▶ **What the task asks**:
Locate and copy each line in the data that contains the word "questions".

Extracted data entries:

------------------------------------

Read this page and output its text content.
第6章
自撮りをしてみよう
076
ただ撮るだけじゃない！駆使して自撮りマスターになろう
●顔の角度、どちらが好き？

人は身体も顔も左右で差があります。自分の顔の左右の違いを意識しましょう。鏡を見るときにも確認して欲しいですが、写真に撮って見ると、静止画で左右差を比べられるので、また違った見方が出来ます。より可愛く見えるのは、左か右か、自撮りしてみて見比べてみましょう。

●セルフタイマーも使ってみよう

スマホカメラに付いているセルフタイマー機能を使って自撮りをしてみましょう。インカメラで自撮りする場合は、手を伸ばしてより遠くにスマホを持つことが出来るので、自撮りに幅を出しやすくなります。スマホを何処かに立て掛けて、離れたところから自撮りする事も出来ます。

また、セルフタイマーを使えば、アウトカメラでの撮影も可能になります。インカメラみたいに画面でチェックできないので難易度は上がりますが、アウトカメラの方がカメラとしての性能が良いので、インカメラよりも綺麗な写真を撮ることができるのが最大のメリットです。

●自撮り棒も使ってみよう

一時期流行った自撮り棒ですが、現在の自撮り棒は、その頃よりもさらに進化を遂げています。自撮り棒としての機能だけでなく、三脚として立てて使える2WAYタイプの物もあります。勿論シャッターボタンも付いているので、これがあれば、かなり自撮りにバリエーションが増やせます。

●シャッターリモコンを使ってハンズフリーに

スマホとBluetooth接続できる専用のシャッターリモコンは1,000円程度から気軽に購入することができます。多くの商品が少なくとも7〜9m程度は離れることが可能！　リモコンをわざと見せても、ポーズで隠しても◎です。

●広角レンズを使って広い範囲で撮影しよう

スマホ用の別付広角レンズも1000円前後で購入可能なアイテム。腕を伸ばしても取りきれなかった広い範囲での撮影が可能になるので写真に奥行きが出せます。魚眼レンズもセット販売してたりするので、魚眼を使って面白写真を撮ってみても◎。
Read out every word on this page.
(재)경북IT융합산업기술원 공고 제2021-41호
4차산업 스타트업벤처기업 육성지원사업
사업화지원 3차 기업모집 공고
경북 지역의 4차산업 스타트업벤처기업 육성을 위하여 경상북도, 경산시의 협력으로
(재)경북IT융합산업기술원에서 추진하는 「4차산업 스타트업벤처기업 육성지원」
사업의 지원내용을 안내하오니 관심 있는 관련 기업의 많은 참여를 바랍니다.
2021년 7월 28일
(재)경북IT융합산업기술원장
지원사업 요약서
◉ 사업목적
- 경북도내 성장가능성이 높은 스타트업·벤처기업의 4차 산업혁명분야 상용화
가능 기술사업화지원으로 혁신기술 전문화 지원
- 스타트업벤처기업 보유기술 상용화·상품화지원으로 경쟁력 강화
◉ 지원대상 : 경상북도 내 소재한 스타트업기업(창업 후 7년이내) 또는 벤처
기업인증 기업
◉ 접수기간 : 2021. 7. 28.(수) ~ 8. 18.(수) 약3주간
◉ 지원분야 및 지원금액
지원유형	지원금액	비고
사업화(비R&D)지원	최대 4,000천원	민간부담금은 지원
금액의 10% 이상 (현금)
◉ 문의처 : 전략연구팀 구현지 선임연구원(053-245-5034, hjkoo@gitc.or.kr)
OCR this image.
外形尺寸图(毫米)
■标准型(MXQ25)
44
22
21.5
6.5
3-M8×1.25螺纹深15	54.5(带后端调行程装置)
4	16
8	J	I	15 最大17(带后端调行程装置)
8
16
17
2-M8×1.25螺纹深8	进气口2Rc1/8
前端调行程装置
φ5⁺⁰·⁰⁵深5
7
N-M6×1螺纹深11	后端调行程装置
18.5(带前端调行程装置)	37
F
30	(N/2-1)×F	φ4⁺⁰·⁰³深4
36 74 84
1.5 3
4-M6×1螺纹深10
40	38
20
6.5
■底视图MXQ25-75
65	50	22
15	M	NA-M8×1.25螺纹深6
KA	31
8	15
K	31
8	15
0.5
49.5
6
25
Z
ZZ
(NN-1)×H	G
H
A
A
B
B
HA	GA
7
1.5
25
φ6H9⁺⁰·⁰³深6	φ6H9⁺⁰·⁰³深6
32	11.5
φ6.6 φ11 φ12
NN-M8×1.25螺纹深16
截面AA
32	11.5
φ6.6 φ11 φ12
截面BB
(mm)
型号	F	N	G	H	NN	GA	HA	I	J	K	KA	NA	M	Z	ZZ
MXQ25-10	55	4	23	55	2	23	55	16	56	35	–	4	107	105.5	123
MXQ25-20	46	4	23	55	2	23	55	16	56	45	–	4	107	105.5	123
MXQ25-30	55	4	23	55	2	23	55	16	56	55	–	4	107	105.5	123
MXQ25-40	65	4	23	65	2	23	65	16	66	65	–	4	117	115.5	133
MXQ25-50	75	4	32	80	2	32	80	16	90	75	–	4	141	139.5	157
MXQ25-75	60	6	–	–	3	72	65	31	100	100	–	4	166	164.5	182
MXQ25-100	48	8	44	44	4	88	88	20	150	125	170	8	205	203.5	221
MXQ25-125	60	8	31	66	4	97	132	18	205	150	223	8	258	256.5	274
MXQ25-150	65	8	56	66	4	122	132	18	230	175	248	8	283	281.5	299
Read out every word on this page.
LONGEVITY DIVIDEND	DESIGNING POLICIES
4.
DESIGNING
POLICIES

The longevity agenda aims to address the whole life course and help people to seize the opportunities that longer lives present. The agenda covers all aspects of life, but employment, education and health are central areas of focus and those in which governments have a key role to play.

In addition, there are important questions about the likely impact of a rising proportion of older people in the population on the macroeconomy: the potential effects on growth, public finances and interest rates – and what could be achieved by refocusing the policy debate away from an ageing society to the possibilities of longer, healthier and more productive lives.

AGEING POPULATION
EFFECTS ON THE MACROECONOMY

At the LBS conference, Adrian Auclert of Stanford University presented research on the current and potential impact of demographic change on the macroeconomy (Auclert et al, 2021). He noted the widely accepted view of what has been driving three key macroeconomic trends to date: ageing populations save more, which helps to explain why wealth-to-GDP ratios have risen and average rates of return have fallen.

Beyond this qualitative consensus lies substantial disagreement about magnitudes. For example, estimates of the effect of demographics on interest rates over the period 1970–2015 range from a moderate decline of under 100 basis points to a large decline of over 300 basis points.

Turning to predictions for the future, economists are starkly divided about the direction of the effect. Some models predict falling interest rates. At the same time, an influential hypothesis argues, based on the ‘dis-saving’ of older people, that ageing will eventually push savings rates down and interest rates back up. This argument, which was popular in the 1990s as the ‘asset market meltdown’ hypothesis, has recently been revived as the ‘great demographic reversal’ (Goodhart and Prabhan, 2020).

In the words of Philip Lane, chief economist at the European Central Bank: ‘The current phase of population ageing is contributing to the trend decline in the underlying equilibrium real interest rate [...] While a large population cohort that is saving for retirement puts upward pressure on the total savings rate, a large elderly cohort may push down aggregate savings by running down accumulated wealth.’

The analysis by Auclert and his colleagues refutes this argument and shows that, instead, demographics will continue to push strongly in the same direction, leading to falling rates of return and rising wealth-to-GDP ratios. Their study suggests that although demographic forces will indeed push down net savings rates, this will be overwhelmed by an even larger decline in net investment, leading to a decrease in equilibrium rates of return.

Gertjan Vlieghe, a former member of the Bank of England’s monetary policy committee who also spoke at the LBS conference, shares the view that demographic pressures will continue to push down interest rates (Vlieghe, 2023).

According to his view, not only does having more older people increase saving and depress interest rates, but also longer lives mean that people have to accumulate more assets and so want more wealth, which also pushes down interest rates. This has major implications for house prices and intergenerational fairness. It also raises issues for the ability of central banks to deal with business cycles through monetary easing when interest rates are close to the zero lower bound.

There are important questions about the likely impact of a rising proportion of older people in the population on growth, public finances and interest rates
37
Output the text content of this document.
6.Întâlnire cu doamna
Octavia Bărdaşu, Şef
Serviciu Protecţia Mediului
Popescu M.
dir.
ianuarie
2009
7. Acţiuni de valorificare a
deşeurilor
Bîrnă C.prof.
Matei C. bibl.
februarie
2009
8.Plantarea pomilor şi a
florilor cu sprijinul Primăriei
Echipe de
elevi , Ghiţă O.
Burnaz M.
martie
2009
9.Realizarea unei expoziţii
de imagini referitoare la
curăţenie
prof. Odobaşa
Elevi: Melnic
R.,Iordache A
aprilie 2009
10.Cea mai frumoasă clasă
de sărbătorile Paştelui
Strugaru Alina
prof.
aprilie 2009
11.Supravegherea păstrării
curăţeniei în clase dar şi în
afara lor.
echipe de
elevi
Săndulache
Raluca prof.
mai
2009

------------------------------------

▶ **Answer for this exercise**:
In addition, there are important questions about the likely impact of a rising proportion of older people in the population on the macroeconomy: the potential effects on growth, public finances and interest rates – and what could be achieved by refocusing the policy debate away from an ageing society to the possibilities of longer, healthier and more productive lives.
There are important questions about the likely impact of a rising proportion of older people in the population on growth, public finances and interest rates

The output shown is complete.